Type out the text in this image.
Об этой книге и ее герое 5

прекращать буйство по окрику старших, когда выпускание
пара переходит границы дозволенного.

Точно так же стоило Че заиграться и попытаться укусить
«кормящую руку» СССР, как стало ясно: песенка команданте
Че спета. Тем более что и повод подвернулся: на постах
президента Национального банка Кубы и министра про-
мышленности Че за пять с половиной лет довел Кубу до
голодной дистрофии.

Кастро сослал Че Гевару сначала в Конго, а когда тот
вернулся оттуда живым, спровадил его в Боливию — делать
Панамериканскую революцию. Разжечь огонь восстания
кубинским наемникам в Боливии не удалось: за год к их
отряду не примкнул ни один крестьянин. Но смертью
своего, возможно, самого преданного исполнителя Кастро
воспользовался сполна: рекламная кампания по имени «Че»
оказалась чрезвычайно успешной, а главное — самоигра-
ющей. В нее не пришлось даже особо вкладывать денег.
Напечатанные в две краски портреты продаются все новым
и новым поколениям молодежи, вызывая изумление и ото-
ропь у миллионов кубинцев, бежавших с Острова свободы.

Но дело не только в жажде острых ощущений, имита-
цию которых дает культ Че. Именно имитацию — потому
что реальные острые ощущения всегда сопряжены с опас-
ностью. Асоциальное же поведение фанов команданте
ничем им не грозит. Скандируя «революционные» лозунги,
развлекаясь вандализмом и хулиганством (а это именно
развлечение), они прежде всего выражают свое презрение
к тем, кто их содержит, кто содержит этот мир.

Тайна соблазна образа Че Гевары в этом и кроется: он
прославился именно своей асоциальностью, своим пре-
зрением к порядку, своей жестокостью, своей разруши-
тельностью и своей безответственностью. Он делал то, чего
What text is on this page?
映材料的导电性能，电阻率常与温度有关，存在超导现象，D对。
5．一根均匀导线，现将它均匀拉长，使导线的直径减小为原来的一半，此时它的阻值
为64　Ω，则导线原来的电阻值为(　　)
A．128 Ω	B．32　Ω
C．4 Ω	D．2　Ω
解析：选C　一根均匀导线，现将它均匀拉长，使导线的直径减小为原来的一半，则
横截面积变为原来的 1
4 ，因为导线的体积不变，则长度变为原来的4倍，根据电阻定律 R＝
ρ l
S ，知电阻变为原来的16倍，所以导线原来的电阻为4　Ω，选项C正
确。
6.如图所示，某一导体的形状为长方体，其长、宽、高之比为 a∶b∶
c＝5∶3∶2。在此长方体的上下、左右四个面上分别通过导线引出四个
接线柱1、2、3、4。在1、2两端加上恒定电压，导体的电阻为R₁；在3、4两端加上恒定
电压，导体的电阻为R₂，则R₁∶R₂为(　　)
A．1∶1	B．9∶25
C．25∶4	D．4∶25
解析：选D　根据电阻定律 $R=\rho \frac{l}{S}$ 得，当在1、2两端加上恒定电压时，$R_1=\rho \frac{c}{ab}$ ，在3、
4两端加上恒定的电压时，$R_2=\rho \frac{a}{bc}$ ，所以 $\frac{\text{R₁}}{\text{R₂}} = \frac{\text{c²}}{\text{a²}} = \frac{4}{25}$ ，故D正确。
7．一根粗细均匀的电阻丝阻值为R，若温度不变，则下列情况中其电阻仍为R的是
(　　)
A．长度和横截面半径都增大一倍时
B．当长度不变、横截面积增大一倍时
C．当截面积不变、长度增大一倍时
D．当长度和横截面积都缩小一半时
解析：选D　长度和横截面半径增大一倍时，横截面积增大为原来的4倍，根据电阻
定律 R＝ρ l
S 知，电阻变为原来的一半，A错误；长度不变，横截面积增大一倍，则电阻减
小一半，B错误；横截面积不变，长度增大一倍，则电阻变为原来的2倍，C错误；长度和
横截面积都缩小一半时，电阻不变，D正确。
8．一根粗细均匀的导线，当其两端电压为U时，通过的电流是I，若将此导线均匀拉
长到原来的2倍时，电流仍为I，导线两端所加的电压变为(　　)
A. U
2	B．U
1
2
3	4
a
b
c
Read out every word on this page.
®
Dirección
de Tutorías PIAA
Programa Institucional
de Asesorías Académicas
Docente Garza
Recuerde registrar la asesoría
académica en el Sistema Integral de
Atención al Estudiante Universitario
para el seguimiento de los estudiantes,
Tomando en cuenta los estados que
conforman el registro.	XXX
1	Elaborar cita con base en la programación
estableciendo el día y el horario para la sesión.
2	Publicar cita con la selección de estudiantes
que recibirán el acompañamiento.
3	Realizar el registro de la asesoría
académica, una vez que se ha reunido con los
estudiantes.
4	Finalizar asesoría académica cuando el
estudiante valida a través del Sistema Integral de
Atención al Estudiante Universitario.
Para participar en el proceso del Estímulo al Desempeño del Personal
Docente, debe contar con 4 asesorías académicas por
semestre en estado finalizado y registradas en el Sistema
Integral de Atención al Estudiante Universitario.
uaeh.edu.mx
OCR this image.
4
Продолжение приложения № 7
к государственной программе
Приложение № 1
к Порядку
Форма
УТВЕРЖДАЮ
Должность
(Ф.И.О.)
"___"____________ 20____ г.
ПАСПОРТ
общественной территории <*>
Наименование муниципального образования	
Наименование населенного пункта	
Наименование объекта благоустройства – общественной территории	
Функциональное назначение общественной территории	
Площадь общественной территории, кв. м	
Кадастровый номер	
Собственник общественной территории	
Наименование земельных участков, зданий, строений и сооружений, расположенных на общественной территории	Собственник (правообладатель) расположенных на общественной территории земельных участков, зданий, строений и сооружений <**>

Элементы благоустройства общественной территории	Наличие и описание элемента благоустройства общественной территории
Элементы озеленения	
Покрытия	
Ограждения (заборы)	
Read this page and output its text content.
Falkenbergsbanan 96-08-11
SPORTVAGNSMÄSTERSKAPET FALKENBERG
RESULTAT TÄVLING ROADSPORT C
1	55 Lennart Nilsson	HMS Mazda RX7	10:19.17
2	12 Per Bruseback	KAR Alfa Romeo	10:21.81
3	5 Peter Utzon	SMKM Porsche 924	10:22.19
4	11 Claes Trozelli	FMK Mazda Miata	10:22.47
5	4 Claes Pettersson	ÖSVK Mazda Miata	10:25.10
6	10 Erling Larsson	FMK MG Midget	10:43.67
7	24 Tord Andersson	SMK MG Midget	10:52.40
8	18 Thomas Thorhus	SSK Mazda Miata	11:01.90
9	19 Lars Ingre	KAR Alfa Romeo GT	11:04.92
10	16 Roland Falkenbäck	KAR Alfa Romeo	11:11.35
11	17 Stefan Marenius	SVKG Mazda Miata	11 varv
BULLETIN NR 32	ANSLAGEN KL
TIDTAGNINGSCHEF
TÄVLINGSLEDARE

Problem statement >> Output each record exactly, leaving nothing out.

Answer to the exercise >>
Type out the text in this image.
Об этой книге и ее герое 5

прекращать буйство по окрику старших, когда выпускание
пара переходит границы дозволенного.

Точно так же стоило Че заиграться и попытаться укусить
«кормящую руку» СССР, как стало ясно: песенка команданте
Че спета. Тем более что и повод подвернулся: на постах
президента Национального банка Кубы и министра про-
мышленности Че за пять с половиной лет довел Кубу до
голодной дистрофии.

Кастро сослал Че Гевару сначала в Конго, а когда тот
вернулся оттуда живым, спровадил его в Боливию — делать
Панамериканскую революцию. Разжечь огонь восстания
кубинским наемникам в Боливии не удалось: за год к их
отряду не примкнул ни один крестьянин. Но смертью
своего, возможно, самого преданного исполнителя Кастро
воспользовался сполна: рекламная кампания по имени «Че»
оказалась чрезвычайно успешной, а главное — самоигра-
ющей. В нее не пришлось даже особо вкладывать денег.
Напечатанные в две краски портреты продаются все новым
и новым поколениям молодежи, вызывая изумление и ото-
ропь у миллионов кубинцев, бежавших с Острова свободы.

Но дело не только в жажде острых ощущений, имита-
цию которых дает культ Че. Именно имитацию — потому
что реальные острые ощущения всегда сопряжены с опас-
ностью. Асоциальное же поведение фанов команданте
ничем им не грозит. Скандируя «революционные» лозунги,
развлекаясь вандализмом и хулиганством (а это именно
развлечение), они прежде всего выражают свое презрение
к тем, кто их содержит, кто содержит этот мир.

Тайна соблазна образа Че Гевары в этом и кроется: он
прославился именно своей асоциальностью, своим пре-
зрением к порядку, своей жестокостью, своей разруши-
тельностью и своей безответственностью. Он делал то, чего
What text is on this page?
映材料的导电性能，电阻率常与温度有关，存在超导现象，D对。
5．一根均匀导线，现将它均匀拉长，使导线的直径减小为原来的一半，此时它的阻值
为64　Ω，则导线原来的电阻值为(　　)
A．128 Ω	B．32　Ω
C．4 Ω	D．2　Ω
解析：选C　一根均匀导线，现将它均匀拉长，使导线的直径减小为原来的一半，则
横截面积变为原来的 1
4 ，因为导线的体积不变，则长度变为原来的4倍，根据电阻定律 R＝
ρ l
S ，知电阻变为原来的16倍，所以导线原来的电阻为4　Ω，选项C正
确。
6.如图所示，某一导体的形状为长方体，其长、宽、高之比为 a∶b∶
c＝5∶3∶2。在此长方体的上下、左右四个面上分别通过导线引出四个
接线柱1、2、3、4。在1、2两端加上恒定电压，导体的电阻为R₁；在3、4两端加上恒定
电压，导体的电阻为R₂，则R₁∶R₂为(　　)
A．1∶1	B．9∶25
C．25∶4	D．4∶25
解析：选D　根据电阻定律 $R=\rho \frac{l}{S}$ 得，当在1、2两端加上恒定电压时，$R_1=\rho \frac{c}{ab}$ ，在3、
4两端加上恒定的电压时，$R_2=\rho \frac{a}{bc}$ ，所以 $\frac{\text{R₁}}{\text{R₂}} = \frac{\text{c²}}{\text{a²}} = \frac{4}{25}$ ，故D正确。
7．一根粗细均匀的电阻丝阻值为R，若温度不变，则下列情况中其电阻仍为R的是
(　　)
A．长度和横截面半径都增大一倍时
B．当长度不变、横截面积增大一倍时
C．当截面积不变、长度增大一倍时
D．当长度和横截面积都缩小一半时
解析：选D　长度和横截面半径增大一倍时，横截面积增大为原来的4倍，根据电阻
定律 R＝ρ l
S 知，电阻变为原来的一半，A错误；长度不变，横截面积增大一倍，则电阻减
小一半，B错误；横截面积不变，长度增大一倍，则电阻变为原来的2倍，C错误；长度和
横截面积都缩小一半时，电阻不变，D正确。
8．一根粗细均匀的导线，当其两端电压为U时，通过的电流是I，若将此导线均匀拉
长到原来的2倍时，电流仍为I，导线两端所加的电压变为(　　)
A. U
2	B．U
1
2
3	4
a
b
c
Read out every word on this page.
®
Dirección
de Tutorías PIAA
Programa Institucional
de Asesorías Académicas
Docente Garza
Recuerde registrar la asesoría
académica en el Sistema Integral de
Atención al Estudiante Universitario
para el seguimiento de los estudiantes,
Tomando en cuenta los estados que
conforman el registro.	XXX
1	Elaborar cita con base en la programación
estableciendo el día y el horario para la sesión.
2	Publicar cita con la selección de estudiantes
que recibirán el acompañamiento.
3	Realizar el registro de la asesoría
académica, una vez que se ha reunido con los
estudiantes.
4	Finalizar asesoría académica cuando el
estudiante valida a través del Sistema Integral de
Atención al Estudiante Universitario.
Para participar en el proceso del Estímulo al Desempeño del Personal
Docente, debe contar con 4 asesorías académicas por
semestre en estado finalizado y registradas en el Sistema
Integral de Atención al Estudiante Universitario.
uaeh.edu.mx
OCR this image.
4
Продолжение приложения № 7
к государственной программе
Приложение № 1
к Порядку
Форма
УТВЕРЖДАЮ
Должность
(Ф.И.О.)
"___"____________ 20____ г.
ПАСПОРТ
общественной территории <*>
Наименование муниципального образования	
Наименование населенного пункта	
Наименование объекта благоустройства – общественной территории	
Функциональное назначение общественной территории	
Площадь общественной территории, кв. м	
Кадастровый номер	
Собственник общественной территории	
Наименование земельных участков, зданий, строений и сооружений, расположенных на общественной территории	Собственник (правообладатель) расположенных на общественной территории земельных участков, зданий, строений и сооружений <**>

Элементы благоустройства общественной территории	Наличие и описание элемента благоустройства общественной территории
Элементы озеленения	
Покрытия	
Ограждения (заборы)	
Read this page and output its text content.
Falkenbergsbanan 96-08-11
SPORTVAGNSMÄSTERSKAPET FALKENBERG
RESULTAT TÄVLING ROADSPORT C
1	55 Lennart Nilsson	HMS Mazda RX7	10:19.17
2	12 Per Bruseback	KAR Alfa Romeo	10:21.81
3	5 Peter Utzon	SMKM Porsche 924	10:22.19
4	11 Claes Trozelli	FMK Mazda Miata	10:22.47
5	4 Claes Pettersson	ÖSVK Mazda Miata	10:25.10
6	10 Erling Larsson	FMK MG Midget	10:43.67
7	24 Tord Andersson	SMK MG Midget	10:52.40
8	18 Thomas Thorhus	SSK Mazda Miata	11:01.90
9	19 Lars Ingre	KAR Alfa Romeo GT	11:04.92
10	16 Roland Falkenbäck	KAR Alfa Romeo	11:11.35
11	17 Stefan Marenius	SVKG Mazda Miata	11 varv
BULLETIN NR 32	ANSLAGEN KL
TIDTAGNINGSCHEF
TÄVLINGSLEDARE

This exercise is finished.